Return a copy of each line that holds the string "Всего".

**** Records for the exercise ****

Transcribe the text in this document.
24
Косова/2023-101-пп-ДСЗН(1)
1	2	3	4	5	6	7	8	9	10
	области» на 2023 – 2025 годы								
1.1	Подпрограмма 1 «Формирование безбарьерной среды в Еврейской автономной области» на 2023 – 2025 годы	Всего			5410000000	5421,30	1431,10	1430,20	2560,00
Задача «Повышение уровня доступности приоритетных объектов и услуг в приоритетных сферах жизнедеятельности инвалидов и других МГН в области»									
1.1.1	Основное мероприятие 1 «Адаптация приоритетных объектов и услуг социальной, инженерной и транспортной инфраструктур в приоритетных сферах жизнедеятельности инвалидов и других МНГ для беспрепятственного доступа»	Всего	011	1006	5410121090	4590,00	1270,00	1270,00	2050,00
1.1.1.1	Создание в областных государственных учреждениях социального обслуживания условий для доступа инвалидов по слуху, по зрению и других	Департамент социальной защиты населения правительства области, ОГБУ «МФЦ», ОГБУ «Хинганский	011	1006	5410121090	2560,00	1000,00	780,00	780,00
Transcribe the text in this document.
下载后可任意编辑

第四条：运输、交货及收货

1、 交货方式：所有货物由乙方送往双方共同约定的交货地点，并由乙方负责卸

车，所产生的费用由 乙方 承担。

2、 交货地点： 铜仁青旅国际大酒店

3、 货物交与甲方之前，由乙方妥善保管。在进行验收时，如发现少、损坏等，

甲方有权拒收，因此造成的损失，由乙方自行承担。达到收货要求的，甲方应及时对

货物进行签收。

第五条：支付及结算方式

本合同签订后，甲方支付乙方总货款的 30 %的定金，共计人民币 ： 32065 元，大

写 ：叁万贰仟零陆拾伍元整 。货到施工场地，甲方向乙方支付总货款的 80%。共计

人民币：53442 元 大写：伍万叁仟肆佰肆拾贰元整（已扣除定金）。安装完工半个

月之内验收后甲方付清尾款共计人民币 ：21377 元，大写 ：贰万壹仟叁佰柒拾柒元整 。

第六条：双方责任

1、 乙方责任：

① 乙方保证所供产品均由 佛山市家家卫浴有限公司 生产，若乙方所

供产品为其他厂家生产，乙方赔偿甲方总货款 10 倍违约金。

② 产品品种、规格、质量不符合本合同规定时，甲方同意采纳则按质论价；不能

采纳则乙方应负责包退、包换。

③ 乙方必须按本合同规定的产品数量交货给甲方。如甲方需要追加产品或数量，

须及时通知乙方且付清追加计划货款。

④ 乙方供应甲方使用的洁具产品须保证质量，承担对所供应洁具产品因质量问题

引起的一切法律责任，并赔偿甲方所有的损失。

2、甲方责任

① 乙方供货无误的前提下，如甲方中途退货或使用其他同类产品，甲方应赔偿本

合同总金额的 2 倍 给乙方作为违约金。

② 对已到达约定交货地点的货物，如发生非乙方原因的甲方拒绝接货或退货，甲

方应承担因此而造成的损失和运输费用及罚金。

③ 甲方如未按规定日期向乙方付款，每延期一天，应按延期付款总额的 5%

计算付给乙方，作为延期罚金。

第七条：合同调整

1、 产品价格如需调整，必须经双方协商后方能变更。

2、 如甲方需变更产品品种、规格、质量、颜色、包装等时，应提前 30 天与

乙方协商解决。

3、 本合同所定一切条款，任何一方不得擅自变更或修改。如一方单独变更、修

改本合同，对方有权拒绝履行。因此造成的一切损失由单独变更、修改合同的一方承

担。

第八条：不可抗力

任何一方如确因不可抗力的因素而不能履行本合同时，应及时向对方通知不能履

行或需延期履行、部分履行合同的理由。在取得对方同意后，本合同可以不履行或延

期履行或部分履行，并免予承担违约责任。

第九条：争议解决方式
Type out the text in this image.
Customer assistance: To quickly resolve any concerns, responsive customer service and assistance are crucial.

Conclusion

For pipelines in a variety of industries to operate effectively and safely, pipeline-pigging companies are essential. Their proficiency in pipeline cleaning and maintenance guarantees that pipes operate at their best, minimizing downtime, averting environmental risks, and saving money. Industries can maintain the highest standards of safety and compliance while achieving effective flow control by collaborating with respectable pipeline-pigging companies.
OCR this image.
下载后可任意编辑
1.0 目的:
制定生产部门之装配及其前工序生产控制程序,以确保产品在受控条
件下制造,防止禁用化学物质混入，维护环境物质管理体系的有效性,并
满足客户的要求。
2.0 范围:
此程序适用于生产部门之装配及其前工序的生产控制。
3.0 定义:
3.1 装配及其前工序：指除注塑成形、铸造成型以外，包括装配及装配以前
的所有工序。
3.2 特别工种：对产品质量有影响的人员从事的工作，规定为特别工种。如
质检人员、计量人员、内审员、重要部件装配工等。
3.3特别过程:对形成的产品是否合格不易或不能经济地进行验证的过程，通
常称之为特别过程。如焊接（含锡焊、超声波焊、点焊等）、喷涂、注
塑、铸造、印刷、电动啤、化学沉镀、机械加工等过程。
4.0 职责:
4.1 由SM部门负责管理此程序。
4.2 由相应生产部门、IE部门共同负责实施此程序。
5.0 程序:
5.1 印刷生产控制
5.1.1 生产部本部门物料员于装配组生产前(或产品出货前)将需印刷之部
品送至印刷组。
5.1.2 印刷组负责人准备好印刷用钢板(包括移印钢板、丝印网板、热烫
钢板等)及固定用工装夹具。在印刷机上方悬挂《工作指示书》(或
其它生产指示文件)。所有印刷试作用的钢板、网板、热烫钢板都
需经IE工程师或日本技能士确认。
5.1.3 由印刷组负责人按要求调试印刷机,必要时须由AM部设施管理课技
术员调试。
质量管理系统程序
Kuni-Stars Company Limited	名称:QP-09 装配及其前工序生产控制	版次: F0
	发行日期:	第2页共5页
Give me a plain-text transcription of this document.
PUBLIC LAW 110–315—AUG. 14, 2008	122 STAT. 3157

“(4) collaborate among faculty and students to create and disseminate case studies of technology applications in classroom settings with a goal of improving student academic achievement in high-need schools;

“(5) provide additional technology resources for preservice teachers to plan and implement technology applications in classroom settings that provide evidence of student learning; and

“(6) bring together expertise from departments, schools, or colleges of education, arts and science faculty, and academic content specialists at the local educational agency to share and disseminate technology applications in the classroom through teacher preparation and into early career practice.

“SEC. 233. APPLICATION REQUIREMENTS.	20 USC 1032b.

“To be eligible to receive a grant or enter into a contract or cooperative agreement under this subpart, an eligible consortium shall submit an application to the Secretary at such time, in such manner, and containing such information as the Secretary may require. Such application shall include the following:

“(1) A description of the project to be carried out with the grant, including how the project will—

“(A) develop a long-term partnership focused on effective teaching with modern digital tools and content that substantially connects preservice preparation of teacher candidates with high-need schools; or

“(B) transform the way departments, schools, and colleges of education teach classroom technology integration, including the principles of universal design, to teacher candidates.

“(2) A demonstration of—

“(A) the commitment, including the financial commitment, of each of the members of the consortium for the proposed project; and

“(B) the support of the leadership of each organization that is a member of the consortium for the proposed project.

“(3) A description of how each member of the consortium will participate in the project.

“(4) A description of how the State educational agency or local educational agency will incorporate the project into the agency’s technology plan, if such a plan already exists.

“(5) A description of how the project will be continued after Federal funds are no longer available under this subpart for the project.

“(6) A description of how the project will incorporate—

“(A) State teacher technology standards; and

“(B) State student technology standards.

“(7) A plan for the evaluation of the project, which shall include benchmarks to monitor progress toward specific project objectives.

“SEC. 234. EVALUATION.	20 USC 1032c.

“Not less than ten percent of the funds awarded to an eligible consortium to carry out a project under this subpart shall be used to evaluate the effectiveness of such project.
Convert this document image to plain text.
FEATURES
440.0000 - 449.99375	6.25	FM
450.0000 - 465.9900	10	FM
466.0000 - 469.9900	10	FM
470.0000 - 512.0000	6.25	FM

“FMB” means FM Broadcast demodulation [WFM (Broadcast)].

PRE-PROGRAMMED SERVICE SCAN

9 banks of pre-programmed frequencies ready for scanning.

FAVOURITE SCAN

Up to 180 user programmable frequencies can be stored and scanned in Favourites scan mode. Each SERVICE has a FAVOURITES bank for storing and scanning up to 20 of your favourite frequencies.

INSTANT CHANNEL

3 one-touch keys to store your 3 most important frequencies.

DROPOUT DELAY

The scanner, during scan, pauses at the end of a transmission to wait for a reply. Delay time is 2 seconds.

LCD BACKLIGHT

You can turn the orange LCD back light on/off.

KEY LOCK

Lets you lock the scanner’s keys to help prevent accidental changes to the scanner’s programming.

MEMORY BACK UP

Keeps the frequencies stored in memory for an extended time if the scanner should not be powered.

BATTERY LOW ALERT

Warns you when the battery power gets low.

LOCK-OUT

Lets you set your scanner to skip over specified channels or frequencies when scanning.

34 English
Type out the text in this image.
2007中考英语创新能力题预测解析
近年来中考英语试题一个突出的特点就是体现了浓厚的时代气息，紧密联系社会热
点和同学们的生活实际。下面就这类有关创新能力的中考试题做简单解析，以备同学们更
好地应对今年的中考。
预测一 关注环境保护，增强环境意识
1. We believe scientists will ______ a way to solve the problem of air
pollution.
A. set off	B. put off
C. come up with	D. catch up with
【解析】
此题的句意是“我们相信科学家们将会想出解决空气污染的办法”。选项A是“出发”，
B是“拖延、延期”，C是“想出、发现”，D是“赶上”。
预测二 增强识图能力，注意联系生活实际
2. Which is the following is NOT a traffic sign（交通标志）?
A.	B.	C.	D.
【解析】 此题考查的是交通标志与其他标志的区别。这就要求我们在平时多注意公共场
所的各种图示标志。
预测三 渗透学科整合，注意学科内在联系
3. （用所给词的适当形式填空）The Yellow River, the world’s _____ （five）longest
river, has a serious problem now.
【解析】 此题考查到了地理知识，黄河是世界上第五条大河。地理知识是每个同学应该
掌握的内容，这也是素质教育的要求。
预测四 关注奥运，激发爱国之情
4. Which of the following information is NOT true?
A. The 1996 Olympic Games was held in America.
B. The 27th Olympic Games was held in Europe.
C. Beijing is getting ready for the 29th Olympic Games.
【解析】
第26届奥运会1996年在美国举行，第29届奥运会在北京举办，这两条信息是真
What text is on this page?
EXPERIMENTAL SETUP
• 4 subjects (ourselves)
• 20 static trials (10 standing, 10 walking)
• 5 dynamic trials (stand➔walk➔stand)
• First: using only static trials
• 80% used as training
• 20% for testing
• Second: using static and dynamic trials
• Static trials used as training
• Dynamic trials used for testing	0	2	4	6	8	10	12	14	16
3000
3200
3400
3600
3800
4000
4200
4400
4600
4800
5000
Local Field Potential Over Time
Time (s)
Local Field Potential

****

▶ _Right answer_
1.1	Подпрограмма 1 «Формирование безбарьерной среды в Еврейской автономной области» на 2023 – 2025 годы	Всего			5410000000	5421,30	1431,10	1430,20	2560,00
1.1.1	Основное мероприятие 1 «Адаптация приоритетных объектов и услуг социальной, инженерной и транспортной инфраструктур в приоритетных сферах жизнедеятельности инвалидов и других МНГ для беспрепятственного доступа»	Всего	011	1006	5410121090	4590,00	1270,00	1270,00	2050,00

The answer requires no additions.